:: EXERCISE AIM ::
Write the material out again exactly.

:: Stored dataset items ::
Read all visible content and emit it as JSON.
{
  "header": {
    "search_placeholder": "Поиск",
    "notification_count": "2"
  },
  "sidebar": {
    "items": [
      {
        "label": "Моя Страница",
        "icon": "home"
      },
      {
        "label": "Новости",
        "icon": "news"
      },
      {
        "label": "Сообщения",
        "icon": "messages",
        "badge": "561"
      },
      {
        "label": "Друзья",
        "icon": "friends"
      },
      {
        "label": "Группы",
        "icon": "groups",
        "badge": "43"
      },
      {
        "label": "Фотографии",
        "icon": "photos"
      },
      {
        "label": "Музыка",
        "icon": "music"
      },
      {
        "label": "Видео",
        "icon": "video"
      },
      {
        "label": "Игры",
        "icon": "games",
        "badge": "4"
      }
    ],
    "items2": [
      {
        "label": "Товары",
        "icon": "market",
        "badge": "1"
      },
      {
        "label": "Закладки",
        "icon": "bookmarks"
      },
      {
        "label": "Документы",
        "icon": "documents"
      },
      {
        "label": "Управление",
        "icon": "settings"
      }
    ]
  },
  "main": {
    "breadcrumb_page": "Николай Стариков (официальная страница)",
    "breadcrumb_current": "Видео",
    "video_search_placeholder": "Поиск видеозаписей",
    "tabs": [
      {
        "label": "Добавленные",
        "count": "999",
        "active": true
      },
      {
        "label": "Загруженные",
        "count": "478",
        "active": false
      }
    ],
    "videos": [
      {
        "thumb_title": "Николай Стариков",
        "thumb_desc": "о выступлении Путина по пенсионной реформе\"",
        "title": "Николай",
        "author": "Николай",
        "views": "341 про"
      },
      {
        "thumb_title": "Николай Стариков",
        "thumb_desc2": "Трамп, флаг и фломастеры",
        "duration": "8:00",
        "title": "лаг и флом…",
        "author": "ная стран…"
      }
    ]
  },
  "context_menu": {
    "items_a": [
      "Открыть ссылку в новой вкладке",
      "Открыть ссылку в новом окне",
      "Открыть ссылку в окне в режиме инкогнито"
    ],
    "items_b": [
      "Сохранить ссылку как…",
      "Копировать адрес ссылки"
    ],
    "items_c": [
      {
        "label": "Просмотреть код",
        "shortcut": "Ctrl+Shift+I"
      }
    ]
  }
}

:: REPLY TO THE EXERCISE ::
Read all visible content and emit it as JSON.
{
  "header": {
    "search_placeholder": "Поиск",
    "notification_count": "2"
  },
  "sidebar": {
    "items": [
      {
        "label": "Моя Страница",
        "icon": "home"
      },
      {
        "label": "Новости",
        "icon": "news"
      },
      {
        "label": "Сообщения",
        "icon": "messages",
        "badge": "561"
      },
      {
        "label": "Друзья",
        "icon": "friends"
      },
      {
        "label": "Группы",
        "icon": "groups",
        "badge": "43"
      },
      {
        "label": "Фотографии",
        "icon": "photos"
      },
      {
        "label": "Музыка",
        "icon": "music"
      },
      {
        "label": "Видео",
        "icon": "video"
      },
      {
        "label": "Игры",
        "icon": "games",
        "badge": "4"
      }
    ],
    "items2": [
      {
        "label": "Товары",
        "icon": "market",
        "badge": "1"
      },
      {
        "label": "Закладки",
        "icon": "bookmarks"
      },
      {
        "label": "Документы",
        "icon": "documents"
      },
      {
        "label": "Управление",
        "icon": "settings"
      }
    ]
  },
  "main": {
    "breadcrumb_page": "Николай Стариков (официальная страница)",
    "breadcrumb_current": "Видео",
    "video_search_placeholder": "Поиск видеозаписей",
    "tabs": [
      {
        "label": "Добавленные",
        "count": "999",
        "active": true
      },
      {
        "label": "Загруженные",
        "count": "478",
        "active": false
      }
    ],
    "videos": [
      {
        "thumb_title": "Николай Стариков",
        "thumb_desc": "о выступлении Путина по пенсионной реформе\"",
        "title": "Николай",
        "author": "Николай",
        "views": "341 про"
      },
      {
        "thumb_title": "Николай Стариков",
        "thumb_desc2": "Трамп, флаг и фломастеры",
        "duration": "8:00",
        "title": "лаг и флом…",
        "author": "ная стран…"
      }
    ]
  },
  "context_menu": {
    "items_a": [
      "Открыть ссылку в новой вкладке",
      "Открыть ссылку в новом окне",
      "Открыть ссылку в окне в режиме инкогнито"
    ],
    "items_b": [
      "Сохранить ссылку как…",
      "Копировать адрес ссылки"
    ],
    "items_c": [
      {
        "label": "Просмотреть код",
        "shortcut": "Ctrl+Shift+I"
      }
    ]
  }
}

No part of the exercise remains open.